* **DIRECTION**:
Print the data exactly, leaving nothing out.

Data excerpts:
■ ■ ■

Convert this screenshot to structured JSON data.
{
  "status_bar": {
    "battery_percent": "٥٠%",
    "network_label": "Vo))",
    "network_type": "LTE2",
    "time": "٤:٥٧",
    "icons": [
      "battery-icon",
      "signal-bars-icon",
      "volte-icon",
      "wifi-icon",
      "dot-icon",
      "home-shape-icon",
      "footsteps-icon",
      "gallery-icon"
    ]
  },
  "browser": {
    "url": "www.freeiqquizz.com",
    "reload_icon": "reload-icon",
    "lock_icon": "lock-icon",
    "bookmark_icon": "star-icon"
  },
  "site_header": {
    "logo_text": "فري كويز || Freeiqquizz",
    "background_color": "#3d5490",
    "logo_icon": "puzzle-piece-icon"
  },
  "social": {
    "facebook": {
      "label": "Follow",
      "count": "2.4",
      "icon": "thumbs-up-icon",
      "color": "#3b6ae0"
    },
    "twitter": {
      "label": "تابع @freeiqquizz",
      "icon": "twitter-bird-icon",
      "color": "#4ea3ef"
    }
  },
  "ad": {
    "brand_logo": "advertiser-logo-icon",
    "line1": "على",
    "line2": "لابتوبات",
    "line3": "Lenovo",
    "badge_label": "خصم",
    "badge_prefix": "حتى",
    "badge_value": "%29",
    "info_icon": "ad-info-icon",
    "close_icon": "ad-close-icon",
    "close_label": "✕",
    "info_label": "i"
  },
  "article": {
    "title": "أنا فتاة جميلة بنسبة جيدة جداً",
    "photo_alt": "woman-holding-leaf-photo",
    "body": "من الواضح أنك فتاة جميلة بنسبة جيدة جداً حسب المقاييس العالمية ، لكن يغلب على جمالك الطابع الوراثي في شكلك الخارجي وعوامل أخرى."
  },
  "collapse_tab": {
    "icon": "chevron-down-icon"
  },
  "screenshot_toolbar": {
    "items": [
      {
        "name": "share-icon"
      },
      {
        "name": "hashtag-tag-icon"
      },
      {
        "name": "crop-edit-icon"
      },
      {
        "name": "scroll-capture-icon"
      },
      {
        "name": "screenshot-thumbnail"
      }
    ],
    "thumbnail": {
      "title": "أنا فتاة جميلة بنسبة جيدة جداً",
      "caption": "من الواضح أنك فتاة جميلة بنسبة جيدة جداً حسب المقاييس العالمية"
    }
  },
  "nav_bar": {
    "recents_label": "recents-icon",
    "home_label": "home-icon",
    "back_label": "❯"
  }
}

■ ■ ■

* **RESPONSE TO THIS EXERCISE**:
Convert this screenshot to structured JSON data.
{
  "status_bar": {
    "battery_percent": "٥٠%",
    "network_label": "Vo))",
    "network_type": "LTE2",
    "time": "٤:٥٧",
    "icons": [
      "battery-icon",
      "signal-bars-icon",
      "volte-icon",
      "wifi-icon",
      "dot-icon",
      "home-shape-icon",
      "footsteps-icon",
      "gallery-icon"
    ]
  },
  "browser": {
    "url": "www.freeiqquizz.com",
    "reload_icon": "reload-icon",
    "lock_icon": "lock-icon",
    "bookmark_icon": "star-icon"
  },
  "site_header": {
    "logo_text": "فري كويز || Freeiqquizz",
    "background_color": "#3d5490",
    "logo_icon": "puzzle-piece-icon"
  },
  "social": {
    "facebook": {
      "label": "Follow",
      "count": "2.4",
      "icon": "thumbs-up-icon",
      "color": "#3b6ae0"
    },
    "twitter": {
      "label": "تابع @freeiqquizz",
      "icon": "twitter-bird-icon",
      "color": "#4ea3ef"
    }
  },
  "ad": {
    "brand_logo": "advertiser-logo-icon",
    "line1": "على",
    "line2": "لابتوبات",
    "line3": "Lenovo",
    "badge_label": "خصم",
    "badge_prefix": "حتى",
    "badge_value": "%29",
    "info_icon": "ad-info-icon",
    "close_icon": "ad-close-icon",
    "close_label": "✕",
    "info_label": "i"
  },
  "article": {
    "title": "أنا فتاة جميلة بنسبة جيدة جداً",
    "photo_alt": "woman-holding-leaf-photo",
    "body": "من الواضح أنك فتاة جميلة بنسبة جيدة جداً حسب المقاييس العالمية ، لكن يغلب على جمالك الطابع الوراثي في شكلك الخارجي وعوامل أخرى."
  },
  "collapse_tab": {
    "icon": "chevron-down-icon"
  },
  "screenshot_toolbar": {
    "items": [
      {
        "name": "share-icon"
      },
      {
        "name": "hashtag-tag-icon"
      },
      {
        "name": "crop-edit-icon"
      },
      {
        "name": "scroll-capture-icon"
      },
      {
        "name": "screenshot-thumbnail"
      }
    ],
    "thumbnail": {
      "title": "أنا فتاة جميلة بنسبة جيدة جداً",
      "caption": "من الواضح أنك فتاة جميلة بنسبة جيدة جداً حسب المقاييس العالمية"
    }
  },
  "nav_bar": {
    "recents_label": "recents-icon",
    "home_label": "home-icon",
    "back_label": "❯"
  }
}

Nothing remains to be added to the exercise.